Figure dataset records
>> START

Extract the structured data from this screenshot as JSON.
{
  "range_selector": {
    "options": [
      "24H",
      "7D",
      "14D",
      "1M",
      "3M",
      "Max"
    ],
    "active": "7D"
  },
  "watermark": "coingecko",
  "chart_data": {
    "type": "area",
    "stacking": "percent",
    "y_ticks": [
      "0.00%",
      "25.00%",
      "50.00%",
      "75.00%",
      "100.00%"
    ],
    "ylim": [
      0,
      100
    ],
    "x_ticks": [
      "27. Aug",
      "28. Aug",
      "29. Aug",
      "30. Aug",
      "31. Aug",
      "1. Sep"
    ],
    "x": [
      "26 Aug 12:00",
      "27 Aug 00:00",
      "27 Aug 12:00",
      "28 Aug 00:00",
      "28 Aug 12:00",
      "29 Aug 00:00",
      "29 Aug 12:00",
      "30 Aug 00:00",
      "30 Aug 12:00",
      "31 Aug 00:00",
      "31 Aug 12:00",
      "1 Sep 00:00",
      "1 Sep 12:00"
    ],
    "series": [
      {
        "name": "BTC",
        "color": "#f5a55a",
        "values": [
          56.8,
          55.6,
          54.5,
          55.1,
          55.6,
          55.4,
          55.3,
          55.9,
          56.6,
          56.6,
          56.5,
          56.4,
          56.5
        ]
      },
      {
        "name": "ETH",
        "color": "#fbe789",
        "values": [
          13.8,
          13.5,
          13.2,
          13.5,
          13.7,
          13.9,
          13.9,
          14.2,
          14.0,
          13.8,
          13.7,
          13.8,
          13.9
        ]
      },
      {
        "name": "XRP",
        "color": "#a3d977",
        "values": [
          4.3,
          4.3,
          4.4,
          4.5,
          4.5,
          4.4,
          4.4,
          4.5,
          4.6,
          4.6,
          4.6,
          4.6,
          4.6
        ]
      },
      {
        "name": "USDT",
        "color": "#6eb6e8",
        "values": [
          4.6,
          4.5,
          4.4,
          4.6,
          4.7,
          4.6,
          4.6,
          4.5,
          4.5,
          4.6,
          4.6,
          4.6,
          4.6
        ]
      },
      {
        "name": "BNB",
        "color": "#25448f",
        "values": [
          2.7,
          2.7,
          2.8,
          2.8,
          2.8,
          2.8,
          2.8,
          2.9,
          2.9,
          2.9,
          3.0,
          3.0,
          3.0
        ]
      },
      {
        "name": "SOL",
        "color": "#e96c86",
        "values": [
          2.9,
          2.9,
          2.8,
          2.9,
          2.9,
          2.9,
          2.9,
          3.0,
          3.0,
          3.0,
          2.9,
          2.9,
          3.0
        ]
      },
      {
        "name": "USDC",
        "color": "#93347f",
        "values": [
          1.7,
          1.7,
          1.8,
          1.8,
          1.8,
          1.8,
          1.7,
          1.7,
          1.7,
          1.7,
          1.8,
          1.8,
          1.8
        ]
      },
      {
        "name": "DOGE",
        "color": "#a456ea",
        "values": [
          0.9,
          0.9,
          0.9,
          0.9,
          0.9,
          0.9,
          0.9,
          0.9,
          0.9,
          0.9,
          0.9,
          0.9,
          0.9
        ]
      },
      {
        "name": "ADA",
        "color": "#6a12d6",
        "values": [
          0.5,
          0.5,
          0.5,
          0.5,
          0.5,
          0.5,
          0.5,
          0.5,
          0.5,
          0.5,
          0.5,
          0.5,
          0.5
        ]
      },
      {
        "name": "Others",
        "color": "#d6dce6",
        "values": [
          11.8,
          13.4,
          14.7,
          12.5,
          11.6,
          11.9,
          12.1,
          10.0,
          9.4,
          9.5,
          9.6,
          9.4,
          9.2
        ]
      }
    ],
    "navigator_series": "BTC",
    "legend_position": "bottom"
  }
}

>> END

EXERCISE DESCRIPTION —
Repeat all of the entries exactly.

WORKED SOLUTION —
Extract the structured data from this screenshot as JSON.
{
  "range_selector": {
    "options": [
      "24H",
      "7D",
      "14D",
      "1M",
      "3M",
      "Max"
    ],
    "active": "7D"
  },
  "watermark": "coingecko",
  "chart_data": {
    "type": "area",
    "stacking": "percent",
    "y_ticks": [
      "0.00%",
      "25.00%",
      "50.00%",
      "75.00%",
      "100.00%"
    ],
    "ylim": [
      0,
      100
    ],
    "x_ticks": [
      "27. Aug",
      "28. Aug",
      "29. Aug",
      "30. Aug",
      "31. Aug",
      "1. Sep"
    ],
    "x": [
      "26 Aug 12:00",
      "27 Aug 00:00",
      "27 Aug 12:00",
      "28 Aug 00:00",
      "28 Aug 12:00",
      "29 Aug 00:00",
      "29 Aug 12:00",
      "30 Aug 00:00",
      "30 Aug 12:00",
      "31 Aug 00:00",
      "31 Aug 12:00",
      "1 Sep 00:00",
      "1 Sep 12:00"
    ],
    "series": [
      {
        "name": "BTC",
        "color": "#f5a55a",
        "values": [
          56.8,
          55.6,
          54.5,
          55.1,
          55.6,
          55.4,
          55.3,
          55.9,
          56.6,
          56.6,
          56.5,
          56.4,
          56.5
        ]
      },
      {
        "name": "ETH",
        "color": "#fbe789",
        "values": [
          13.8,
          13.5,
          13.2,
          13.5,
          13.7,
          13.9,
          13.9,
          14.2,
          14.0,
          13.8,
          13.7,
          13.8,
          13.9
        ]
      },
      {
        "name": "XRP",
        "color": "#a3d977",
        "values": [
          4.3,
          4.3,
          4.4,
          4.5,
          4.5,
          4.4,
          4.4,
          4.5,
          4.6,
          4.6,
          4.6,
          4.6,
          4.6
        ]
      },
      {
        "name": "USDT",
        "color": "#6eb6e8",
        "values": [
          4.6,
          4.5,
          4.4,
          4.6,
          4.7,
          4.6,
          4.6,
          4.5,
          4.5,
          4.6,
          4.6,
          4.6,
          4.6
        ]
      },
      {
        "name": "BNB",
        "color": "#25448f",
        "values": [
          2.7,
          2.7,
          2.8,
          2.8,
          2.8,
          2.8,
          2.8,
          2.9,
          2.9,
          2.9,
          3.0,
          3.0,
          3.0
        ]
      },
      {
        "name": "SOL",
        "color": "#e96c86",
        "values": [
          2.9,
          2.9,
          2.8,
          2.9,
          2.9,
          2.9,
          2.9,
          3.0,
          3.0,
          3.0,
          2.9,
          2.9,
          3.0
        ]
      },
      {
        "name": "USDC",
        "color": "#93347f",
        "values": [
          1.7,
          1.7,
          1.8,
          1.8,
          1.8,
          1.8,
          1.7,
          1.7,
          1.7,
          1.7,
          1.8,
          1.8,
          1.8
        ]
      },
      {
        "name": "DOGE",
        "color": "#a456ea",
        "values": [
          0.9,
          0.9,
          0.9,
          0.9,
          0.9,
          0.9,
          0.9,
          0.9,
          0.9,
          0.9,
          0.9,
          0.9,
          0.9
        ]
      },
      {
        "name": "ADA",
        "color": "#6a12d6",
        "values": [
          0.5,
          0.5,
          0.5,
          0.5,
          0.5,
          0.5,
          0.5,
          0.5,
          0.5,
          0.5,
          0.5,
          0.5,
          0.5
        ]
      },
      {
        "name": "Others",
        "color": "#d6dce6",
        "values": [
          11.8,
          13.4,
          14.7,
          12.5,
          11.6,
          11.9,
          12.1,
          10.0,
          9.4,
          9.5,
          9.6,
          9.4,
          9.2
        ]
      }
    ],
    "navigator_series": "BTC",
    "legend_position": "bottom"
  }
}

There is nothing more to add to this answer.